— Start of Supplied data —

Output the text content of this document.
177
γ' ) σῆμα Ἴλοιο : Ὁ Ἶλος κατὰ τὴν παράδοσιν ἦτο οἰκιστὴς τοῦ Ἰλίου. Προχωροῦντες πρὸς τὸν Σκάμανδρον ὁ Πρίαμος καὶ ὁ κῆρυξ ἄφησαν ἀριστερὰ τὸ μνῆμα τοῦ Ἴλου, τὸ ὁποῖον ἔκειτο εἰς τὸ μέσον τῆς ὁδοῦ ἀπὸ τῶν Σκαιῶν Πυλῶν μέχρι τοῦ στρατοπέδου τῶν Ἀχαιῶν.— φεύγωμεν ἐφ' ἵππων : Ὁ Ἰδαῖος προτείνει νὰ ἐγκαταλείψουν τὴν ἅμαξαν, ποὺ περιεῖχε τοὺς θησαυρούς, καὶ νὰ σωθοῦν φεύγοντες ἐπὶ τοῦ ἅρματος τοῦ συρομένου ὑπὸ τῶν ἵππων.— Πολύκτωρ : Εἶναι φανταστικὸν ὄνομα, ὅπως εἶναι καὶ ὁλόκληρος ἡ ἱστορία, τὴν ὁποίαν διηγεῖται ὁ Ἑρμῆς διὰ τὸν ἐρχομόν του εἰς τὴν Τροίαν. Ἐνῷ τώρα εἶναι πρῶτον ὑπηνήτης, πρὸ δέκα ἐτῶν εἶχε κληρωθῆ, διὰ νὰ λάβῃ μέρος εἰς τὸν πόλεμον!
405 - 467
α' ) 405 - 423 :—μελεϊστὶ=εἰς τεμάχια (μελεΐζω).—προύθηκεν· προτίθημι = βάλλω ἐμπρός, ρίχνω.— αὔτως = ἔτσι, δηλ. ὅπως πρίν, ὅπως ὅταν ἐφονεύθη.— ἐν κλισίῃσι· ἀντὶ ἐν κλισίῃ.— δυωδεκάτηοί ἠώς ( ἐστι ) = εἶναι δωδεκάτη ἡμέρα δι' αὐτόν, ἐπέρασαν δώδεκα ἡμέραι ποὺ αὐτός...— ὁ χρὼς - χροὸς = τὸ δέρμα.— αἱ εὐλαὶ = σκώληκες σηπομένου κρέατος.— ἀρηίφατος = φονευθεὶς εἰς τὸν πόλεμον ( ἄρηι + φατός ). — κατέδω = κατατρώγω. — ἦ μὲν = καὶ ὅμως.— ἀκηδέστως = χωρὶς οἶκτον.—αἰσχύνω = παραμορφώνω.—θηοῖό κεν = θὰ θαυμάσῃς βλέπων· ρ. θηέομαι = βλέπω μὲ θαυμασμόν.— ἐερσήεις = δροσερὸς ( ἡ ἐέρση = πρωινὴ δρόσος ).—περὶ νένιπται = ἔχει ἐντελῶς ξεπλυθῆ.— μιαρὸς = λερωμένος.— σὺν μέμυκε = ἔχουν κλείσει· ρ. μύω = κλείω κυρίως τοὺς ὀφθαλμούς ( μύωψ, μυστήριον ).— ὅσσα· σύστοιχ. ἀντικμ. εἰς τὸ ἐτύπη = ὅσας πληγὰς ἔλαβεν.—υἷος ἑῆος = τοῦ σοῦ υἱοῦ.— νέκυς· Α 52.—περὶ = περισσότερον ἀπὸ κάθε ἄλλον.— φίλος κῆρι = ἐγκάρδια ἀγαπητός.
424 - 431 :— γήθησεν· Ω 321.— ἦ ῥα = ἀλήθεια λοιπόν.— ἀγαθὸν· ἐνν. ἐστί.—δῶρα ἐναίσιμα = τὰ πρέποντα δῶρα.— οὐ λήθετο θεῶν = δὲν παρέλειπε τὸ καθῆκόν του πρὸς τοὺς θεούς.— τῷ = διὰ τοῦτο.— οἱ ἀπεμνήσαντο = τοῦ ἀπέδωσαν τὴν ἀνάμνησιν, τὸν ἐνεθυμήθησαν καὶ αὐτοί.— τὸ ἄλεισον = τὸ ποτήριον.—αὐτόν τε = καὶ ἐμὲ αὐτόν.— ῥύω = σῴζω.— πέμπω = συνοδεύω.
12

— End of Supplied data —

**Exercise task:** Look over the material above and show each line where "πόλεμον" appears.

**Task output:**
γ' ) σῆμα Ἴλοιο : Ὁ Ἶλος κατὰ τὴν παράδοσιν ἦτο οἰκιστὴς τοῦ Ἰλίου. Προχωροῦντες πρὸς τὸν Σκάμανδρον ὁ Πρίαμος καὶ ὁ κῆρυξ ἄφησαν ἀριστερὰ τὸ μνῆμα τοῦ Ἴλου, τὸ ὁποῖον ἔκειτο εἰς τὸ μέσον τῆς ὁδοῦ ἀπὸ τῶν Σκαιῶν Πυλῶν μέχρι τοῦ στρατοπέδου τῶν Ἀχαιῶν.— φεύγωμεν ἐφ' ἵππων : Ὁ Ἰδαῖος προτείνει νὰ ἐγκαταλείψουν τὴν ἅμαξαν, ποὺ περιεῖχε τοὺς θησαυρούς, καὶ νὰ σωθοῦν φεύγοντες ἐπὶ τοῦ ἅρματος τοῦ συρομένου ὑπὸ τῶν ἵππων.— Πολύκτωρ : Εἶναι φανταστικὸν ὄνομα, ὅπως εἶναι καὶ ὁλόκληρος ἡ ἱστορία, τὴν ὁποίαν διηγεῖται ὁ Ἑρμῆς διὰ τὸν ἐρχομόν του εἰς τὴν Τροίαν. Ἐνῷ τώρα εἶναι πρῶτον ὑπηνήτης, πρὸ δέκα ἐτῶν εἶχε κληρωθῆ, διὰ νὰ λάβῃ μέρος εἰς τὸν πόλεμον!
α' ) 405 - 423 :—μελεϊστὶ=εἰς τεμάχια (μελεΐζω).—προύθηκεν· προτίθημι = βάλλω ἐμπρός, ρίχνω.— αὔτως = ἔτσι, δηλ. ὅπως πρίν, ὅπως ὅταν ἐφονεύθη.— ἐν κλισίῃσι· ἀντὶ ἐν κλισίῃ.— δυωδεκάτηοί ἠώς ( ἐστι ) = εἶναι δωδεκάτη ἡμέρα δι' αὐτόν, ἐπέρασαν δώδεκα ἡμέραι ποὺ αὐτός...— ὁ χρὼς - χροὸς = τὸ δέρμα.— αἱ εὐλαὶ = σκώληκες σηπομένου κρέατος.— ἀρηίφατος = φονευθεὶς εἰς τὸν πόλεμον ( ἄρηι + φατός ). — κατέδω = κατατρώγω. — ἦ μὲν = καὶ ὅμως.— ἀκηδέστως = χωρὶς οἶκτον.—αἰσχύνω = παραμορφώνω.—θηοῖό κεν = θὰ θαυμάσῃς βλέπων· ρ. θηέομαι = βλέπω μὲ θαυμασμόν.— ἐερσήεις = δροσερὸς ( ἡ ἐέρση = πρωινὴ δρόσος ).—περὶ νένιπται = ἔχει ἐντελῶς ξεπλυθῆ.— μιαρὸς = λερωμένος.— σὺν μέμυκε = ἔχουν κλείσει· ρ. μύω = κλείω κυρίως τοὺς ὀφθαλμούς ( μύωψ, μυστήριον ).— ὅσσα· σύστοιχ. ἀντικμ. εἰς τὸ ἐτύπη = ὅσας πληγὰς ἔλαβεν.—υἷος ἑῆος = τοῦ σοῦ υἱοῦ.— νέκυς· Α 52.—περὶ = περισσότερον ἀπὸ κάθε ἄλλον.— φίλος κῆρι = ἐγκάρδια ἀγαπητός.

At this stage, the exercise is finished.